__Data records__
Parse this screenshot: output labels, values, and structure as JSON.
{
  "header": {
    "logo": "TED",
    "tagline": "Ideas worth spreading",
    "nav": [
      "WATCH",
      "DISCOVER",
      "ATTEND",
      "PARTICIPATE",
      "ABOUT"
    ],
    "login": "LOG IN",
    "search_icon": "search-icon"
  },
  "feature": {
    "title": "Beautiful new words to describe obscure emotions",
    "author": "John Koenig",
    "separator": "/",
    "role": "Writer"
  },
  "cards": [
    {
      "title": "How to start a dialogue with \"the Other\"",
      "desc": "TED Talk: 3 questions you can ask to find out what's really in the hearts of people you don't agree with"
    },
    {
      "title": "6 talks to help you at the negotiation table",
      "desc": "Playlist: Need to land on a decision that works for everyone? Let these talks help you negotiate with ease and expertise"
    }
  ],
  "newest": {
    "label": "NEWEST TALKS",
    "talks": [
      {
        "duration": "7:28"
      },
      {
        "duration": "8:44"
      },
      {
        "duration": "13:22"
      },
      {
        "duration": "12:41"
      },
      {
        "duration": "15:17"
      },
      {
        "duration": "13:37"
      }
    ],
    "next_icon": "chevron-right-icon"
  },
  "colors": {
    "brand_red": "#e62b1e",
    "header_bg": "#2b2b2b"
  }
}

__Given instruction__
Set down every record above exactly as given.

__Exercise response__
Parse this screenshot: output labels, values, and structure as JSON.
{
  "header": {
    "logo": "TED",
    "tagline": "Ideas worth spreading",
    "nav": [
      "WATCH",
      "DISCOVER",
      "ATTEND",
      "PARTICIPATE",
      "ABOUT"
    ],
    "login": "LOG IN",
    "search_icon": "search-icon"
  },
  "feature": {
    "title": "Beautiful new words to describe obscure emotions",
    "author": "John Koenig",
    "separator": "/",
    "role": "Writer"
  },
  "cards": [
    {
      "title": "How to start a dialogue with \"the Other\"",
      "desc": "TED Talk: 3 questions you can ask to find out what's really in the hearts of people you don't agree with"
    },
    {
      "title": "6 talks to help you at the negotiation table",
      "desc": "Playlist: Need to land on a decision that works for everyone? Let these talks help you negotiate with ease and expertise"
    }
  ],
  "newest": {
    "label": "NEWEST TALKS",
    "talks": [
      {
        "duration": "7:28"
      },
      {
        "duration": "8:44"
      },
      {
        "duration": "13:22"
      },
      {
        "duration": "12:41"
      },
      {
        "duration": "15:17"
      },
      {
        "duration": "13:37"
      }
    ],
    "next_icon": "chevron-right-icon"
  },
  "colors": {
    "brand_red": "#e62b1e",
    "header_bg": "#2b2b2b"
  }
}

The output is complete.